____ Items
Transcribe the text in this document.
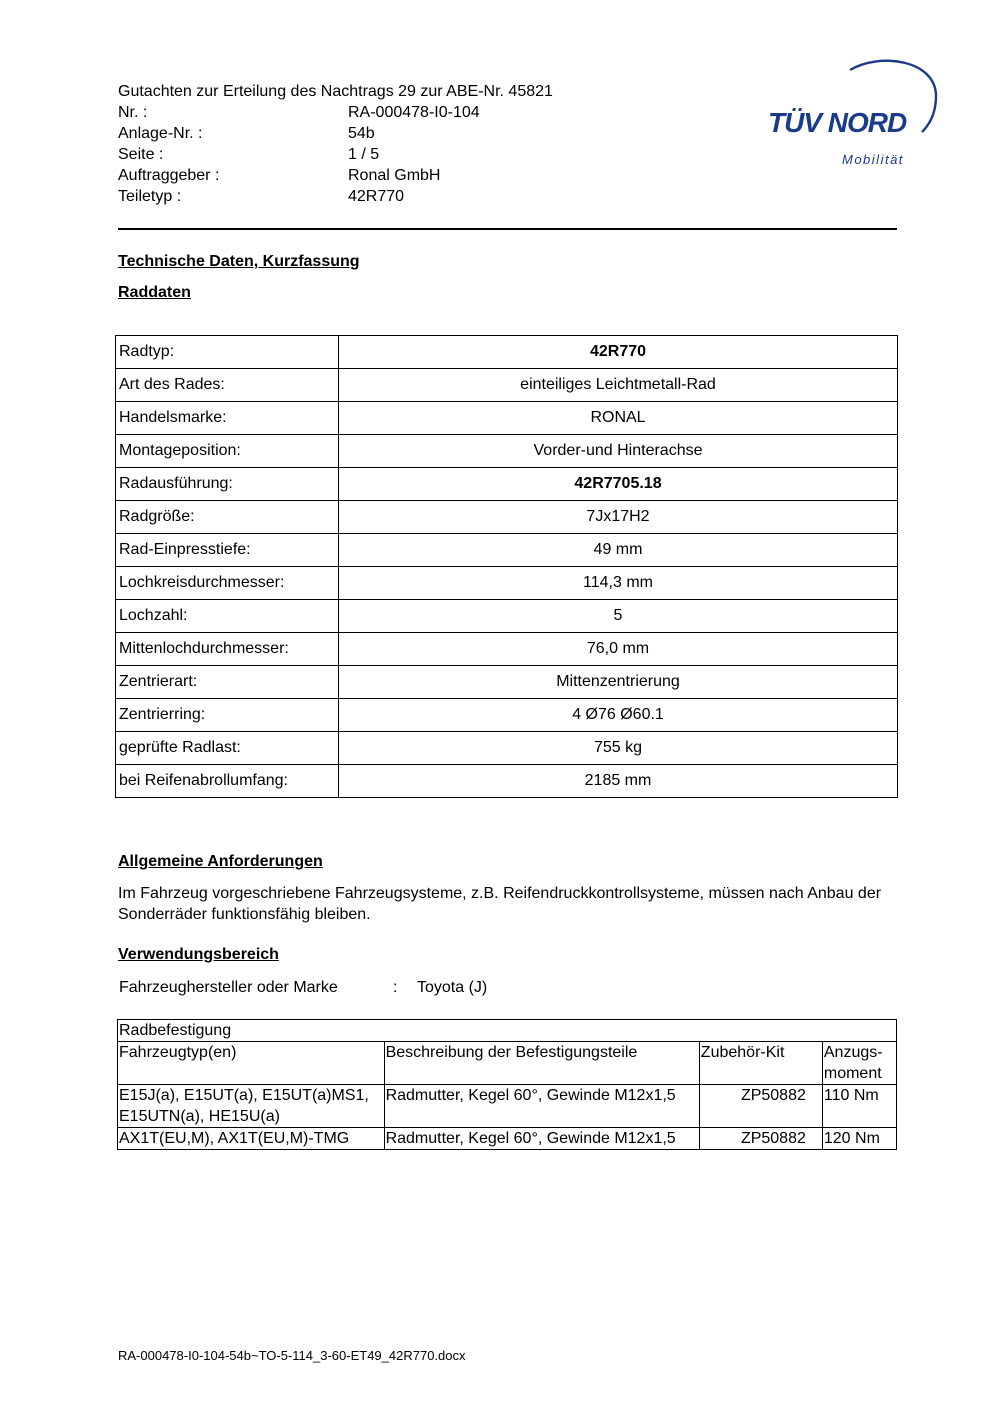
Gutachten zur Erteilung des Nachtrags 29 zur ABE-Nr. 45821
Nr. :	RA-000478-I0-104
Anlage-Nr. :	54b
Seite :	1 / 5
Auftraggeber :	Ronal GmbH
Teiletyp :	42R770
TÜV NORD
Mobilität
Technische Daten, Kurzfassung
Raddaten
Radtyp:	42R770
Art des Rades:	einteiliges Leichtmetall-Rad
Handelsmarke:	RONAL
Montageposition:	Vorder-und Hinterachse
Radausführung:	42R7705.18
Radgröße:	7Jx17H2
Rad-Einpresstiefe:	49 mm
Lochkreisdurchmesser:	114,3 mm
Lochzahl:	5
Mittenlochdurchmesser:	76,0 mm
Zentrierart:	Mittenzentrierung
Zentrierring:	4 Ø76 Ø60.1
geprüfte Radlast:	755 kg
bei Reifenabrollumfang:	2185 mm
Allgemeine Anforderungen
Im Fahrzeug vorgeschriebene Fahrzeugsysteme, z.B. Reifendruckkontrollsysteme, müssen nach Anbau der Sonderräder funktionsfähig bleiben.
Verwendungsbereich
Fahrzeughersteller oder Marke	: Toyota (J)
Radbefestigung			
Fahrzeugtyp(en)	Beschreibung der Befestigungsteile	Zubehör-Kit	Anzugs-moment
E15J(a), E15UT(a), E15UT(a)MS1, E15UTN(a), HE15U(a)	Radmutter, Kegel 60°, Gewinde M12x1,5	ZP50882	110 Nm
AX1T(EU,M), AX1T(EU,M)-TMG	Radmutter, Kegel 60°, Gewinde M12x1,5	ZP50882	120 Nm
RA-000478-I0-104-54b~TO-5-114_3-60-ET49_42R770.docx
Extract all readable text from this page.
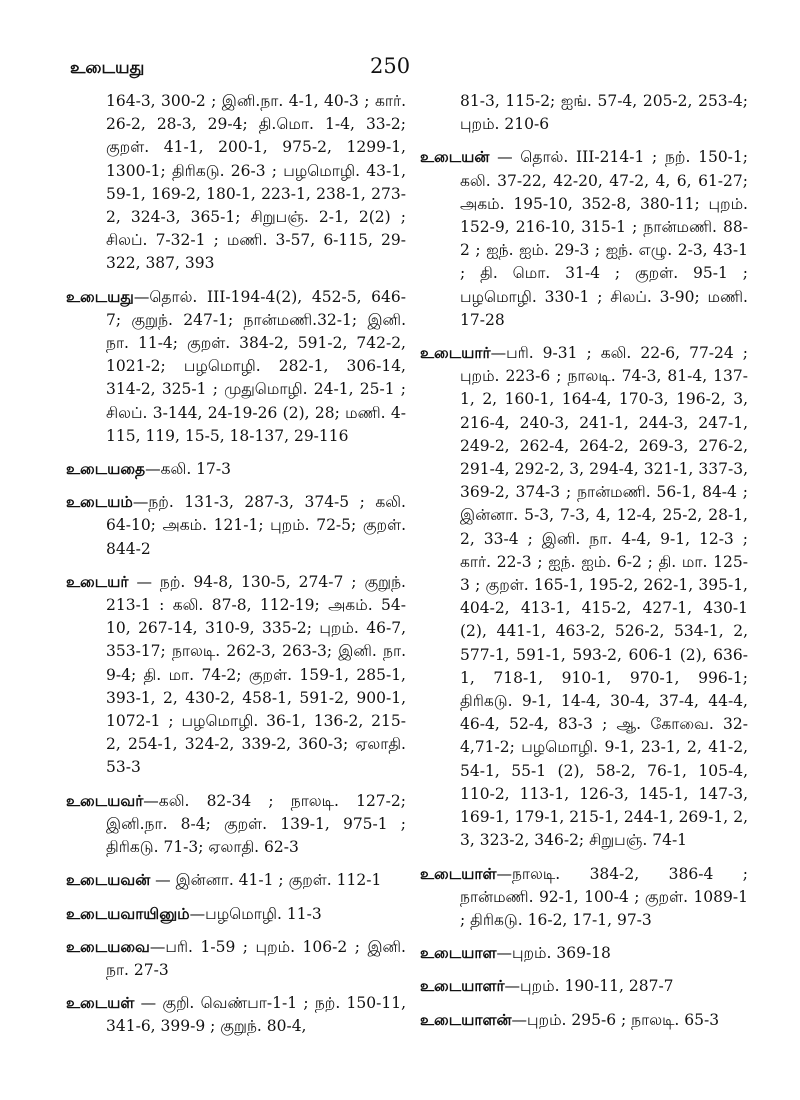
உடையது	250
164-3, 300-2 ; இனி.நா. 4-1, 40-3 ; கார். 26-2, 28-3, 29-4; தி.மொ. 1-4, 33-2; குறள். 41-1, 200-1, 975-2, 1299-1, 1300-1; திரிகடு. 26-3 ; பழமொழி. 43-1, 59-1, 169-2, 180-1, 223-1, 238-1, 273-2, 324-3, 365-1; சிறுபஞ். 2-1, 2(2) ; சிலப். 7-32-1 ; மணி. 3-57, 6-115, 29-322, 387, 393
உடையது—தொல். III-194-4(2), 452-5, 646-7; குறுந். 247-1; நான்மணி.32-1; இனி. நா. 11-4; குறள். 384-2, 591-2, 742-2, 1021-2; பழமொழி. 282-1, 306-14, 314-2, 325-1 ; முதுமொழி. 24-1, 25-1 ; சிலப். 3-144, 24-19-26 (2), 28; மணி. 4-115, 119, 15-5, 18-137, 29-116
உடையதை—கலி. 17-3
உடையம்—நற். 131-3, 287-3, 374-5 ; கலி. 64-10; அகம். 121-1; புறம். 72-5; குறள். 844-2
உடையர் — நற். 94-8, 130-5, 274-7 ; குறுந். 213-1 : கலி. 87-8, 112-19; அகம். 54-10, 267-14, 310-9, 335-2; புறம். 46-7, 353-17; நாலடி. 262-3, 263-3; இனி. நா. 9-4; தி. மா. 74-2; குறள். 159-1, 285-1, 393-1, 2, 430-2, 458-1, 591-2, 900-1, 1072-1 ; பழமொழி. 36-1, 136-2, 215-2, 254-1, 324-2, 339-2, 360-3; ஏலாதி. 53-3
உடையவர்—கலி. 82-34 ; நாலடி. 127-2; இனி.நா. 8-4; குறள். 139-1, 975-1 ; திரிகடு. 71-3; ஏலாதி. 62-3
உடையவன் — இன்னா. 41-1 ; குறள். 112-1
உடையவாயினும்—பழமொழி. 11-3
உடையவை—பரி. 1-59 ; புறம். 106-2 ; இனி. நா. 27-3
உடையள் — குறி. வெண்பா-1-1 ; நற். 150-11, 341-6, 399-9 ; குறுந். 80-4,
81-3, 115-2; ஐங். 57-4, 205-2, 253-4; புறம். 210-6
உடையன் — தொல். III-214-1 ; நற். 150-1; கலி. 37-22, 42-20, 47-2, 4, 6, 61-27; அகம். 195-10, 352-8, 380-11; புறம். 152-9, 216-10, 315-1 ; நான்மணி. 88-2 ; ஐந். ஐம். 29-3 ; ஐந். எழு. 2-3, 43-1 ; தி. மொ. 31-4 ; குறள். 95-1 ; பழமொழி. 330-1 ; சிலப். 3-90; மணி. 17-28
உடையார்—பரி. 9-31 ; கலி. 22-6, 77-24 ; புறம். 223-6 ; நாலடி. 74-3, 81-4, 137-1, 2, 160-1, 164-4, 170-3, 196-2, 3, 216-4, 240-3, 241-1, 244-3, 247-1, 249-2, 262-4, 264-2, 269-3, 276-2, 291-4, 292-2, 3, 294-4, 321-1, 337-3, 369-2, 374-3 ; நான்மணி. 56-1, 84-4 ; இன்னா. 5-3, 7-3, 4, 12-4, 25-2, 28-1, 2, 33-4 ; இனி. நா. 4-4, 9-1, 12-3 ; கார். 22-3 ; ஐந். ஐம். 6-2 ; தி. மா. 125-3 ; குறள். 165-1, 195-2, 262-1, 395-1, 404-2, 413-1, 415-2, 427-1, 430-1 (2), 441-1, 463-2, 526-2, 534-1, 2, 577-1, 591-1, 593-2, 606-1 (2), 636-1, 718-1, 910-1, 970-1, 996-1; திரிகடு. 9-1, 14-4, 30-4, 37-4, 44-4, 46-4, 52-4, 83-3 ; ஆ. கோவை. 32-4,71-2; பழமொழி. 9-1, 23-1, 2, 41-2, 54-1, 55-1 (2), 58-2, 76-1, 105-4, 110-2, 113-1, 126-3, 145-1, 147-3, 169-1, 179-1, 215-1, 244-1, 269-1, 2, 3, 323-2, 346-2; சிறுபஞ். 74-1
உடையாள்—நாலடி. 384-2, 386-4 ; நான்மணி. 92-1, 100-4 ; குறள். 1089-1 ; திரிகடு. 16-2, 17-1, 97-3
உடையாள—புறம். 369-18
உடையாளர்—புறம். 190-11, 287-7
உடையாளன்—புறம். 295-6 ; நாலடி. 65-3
________
> [Requirement] Without the pictures, copy the material exactly as given.

> [Answer in full]
Transcribe the text in this document.
Gutachten zur Erteilung des Nachtrags 29 zur ABE-Nr. 45821
Nr. :	RA-000478-I0-104
Anlage-Nr. :	54b
Seite :	1 / 5
Auftraggeber :	Ronal GmbH
Teiletyp :	42R770
TÜV NORD
Mobilität
Technische Daten, Kurzfassung
Raddaten
Radtyp:	42R770
Art des Rades:	einteiliges Leichtmetall-Rad
Handelsmarke:	RONAL
Montageposition:	Vorder-und Hinterachse
Radausführung:	42R7705.18
Radgröße:	7Jx17H2
Rad-Einpresstiefe:	49 mm
Lochkreisdurchmesser:	114,3 mm
Lochzahl:	5
Mittenlochdurchmesser:	76,0 mm
Zentrierart:	Mittenzentrierung
Zentrierring:	4 Ø76 Ø60.1
geprüfte Radlast:	755 kg
bei Reifenabrollumfang:	2185 mm
Allgemeine Anforderungen
Im Fahrzeug vorgeschriebene Fahrzeugsysteme, z.B. Reifendruckkontrollsysteme, müssen nach Anbau der Sonderräder funktionsfähig bleiben.
Verwendungsbereich
Fahrzeughersteller oder Marke	: Toyota (J)
Radbefestigung			
Fahrzeugtyp(en)	Beschreibung der Befestigungsteile	Zubehör-Kit	Anzugs-moment
E15J(a), E15UT(a), E15UT(a)MS1, E15UTN(a), HE15U(a)	Radmutter, Kegel 60°, Gewinde M12x1,5	ZP50882	110 Nm
AX1T(EU,M), AX1T(EU,M)-TMG	Radmutter, Kegel 60°, Gewinde M12x1,5	ZP50882	120 Nm
RA-000478-I0-104-54b~TO-5-114_3-60-ET49_42R770.docx
Extract all readable text from this page.
உடையது	250
164-3, 300-2 ; இனி.நா. 4-1, 40-3 ; கார். 26-2, 28-3, 29-4; தி.மொ. 1-4, 33-2; குறள். 41-1, 200-1, 975-2, 1299-1, 1300-1; திரிகடு. 26-3 ; பழமொழி. 43-1, 59-1, 169-2, 180-1, 223-1, 238-1, 273-2, 324-3, 365-1; சிறுபஞ். 2-1, 2(2) ; சிலப். 7-32-1 ; மணி. 3-57, 6-115, 29-322, 387, 393
உடையது—தொல். III-194-4(2), 452-5, 646-7; குறுந். 247-1; நான்மணி.32-1; இனி. நா. 11-4; குறள். 384-2, 591-2, 742-2, 1021-2; பழமொழி. 282-1, 306-14, 314-2, 325-1 ; முதுமொழி. 24-1, 25-1 ; சிலப். 3-144, 24-19-26 (2), 28; மணி. 4-115, 119, 15-5, 18-137, 29-116
உடையதை—கலி. 17-3
உடையம்—நற். 131-3, 287-3, 374-5 ; கலி. 64-10; அகம். 121-1; புறம். 72-5; குறள். 844-2
உடையர் — நற். 94-8, 130-5, 274-7 ; குறுந். 213-1 : கலி. 87-8, 112-19; அகம். 54-10, 267-14, 310-9, 335-2; புறம். 46-7, 353-17; நாலடி. 262-3, 263-3; இனி. நா. 9-4; தி. மா. 74-2; குறள். 159-1, 285-1, 393-1, 2, 430-2, 458-1, 591-2, 900-1, 1072-1 ; பழமொழி. 36-1, 136-2, 215-2, 254-1, 324-2, 339-2, 360-3; ஏலாதி. 53-3
உடையவர்—கலி. 82-34 ; நாலடி. 127-2; இனி.நா. 8-4; குறள். 139-1, 975-1 ; திரிகடு. 71-3; ஏலாதி. 62-3
உடையவன் — இன்னா. 41-1 ; குறள். 112-1
உடையவாயினும்—பழமொழி. 11-3
உடையவை—பரி. 1-59 ; புறம். 106-2 ; இனி. நா. 27-3
உடையள் — குறி. வெண்பா-1-1 ; நற். 150-11, 341-6, 399-9 ; குறுந். 80-4,
81-3, 115-2; ஐங். 57-4, 205-2, 253-4; புறம். 210-6
உடையன் — தொல். III-214-1 ; நற். 150-1; கலி. 37-22, 42-20, 47-2, 4, 6, 61-27; அகம். 195-10, 352-8, 380-11; புறம். 152-9, 216-10, 315-1 ; நான்மணி. 88-2 ; ஐந். ஐம். 29-3 ; ஐந். எழு. 2-3, 43-1 ; தி. மொ. 31-4 ; குறள். 95-1 ; பழமொழி. 330-1 ; சிலப். 3-90; மணி. 17-28
உடையார்—பரி. 9-31 ; கலி. 22-6, 77-24 ; புறம். 223-6 ; நாலடி. 74-3, 81-4, 137-1, 2, 160-1, 164-4, 170-3, 196-2, 3, 216-4, 240-3, 241-1, 244-3, 247-1, 249-2, 262-4, 264-2, 269-3, 276-2, 291-4, 292-2, 3, 294-4, 321-1, 337-3, 369-2, 374-3 ; நான்மணி. 56-1, 84-4 ; இன்னா. 5-3, 7-3, 4, 12-4, 25-2, 28-1, 2, 33-4 ; இனி. நா. 4-4, 9-1, 12-3 ; கார். 22-3 ; ஐந். ஐம். 6-2 ; தி. மா. 125-3 ; குறள். 165-1, 195-2, 262-1, 395-1, 404-2, 413-1, 415-2, 427-1, 430-1 (2), 441-1, 463-2, 526-2, 534-1, 2, 577-1, 591-1, 593-2, 606-1 (2), 636-1, 718-1, 910-1, 970-1, 996-1; திரிகடு. 9-1, 14-4, 30-4, 37-4, 44-4, 46-4, 52-4, 83-3 ; ஆ. கோவை. 32-4,71-2; பழமொழி. 9-1, 23-1, 2, 41-2, 54-1, 55-1 (2), 58-2, 76-1, 105-4, 110-2, 113-1, 126-3, 145-1, 147-3, 169-1, 179-1, 215-1, 244-1, 269-1, 2, 3, 323-2, 346-2; சிறுபஞ். 74-1
உடையாள்—நாலடி. 384-2, 386-4 ; நான்மணி. 92-1, 100-4 ; குறள். 1089-1 ; திரிகடு. 16-2, 17-1, 97-3
உடையாள—புறம். 369-18
உடையாளர்—புறம். 190-11, 287-7
உடையாளன்—புறம். 295-6 ; நாலடி. 65-3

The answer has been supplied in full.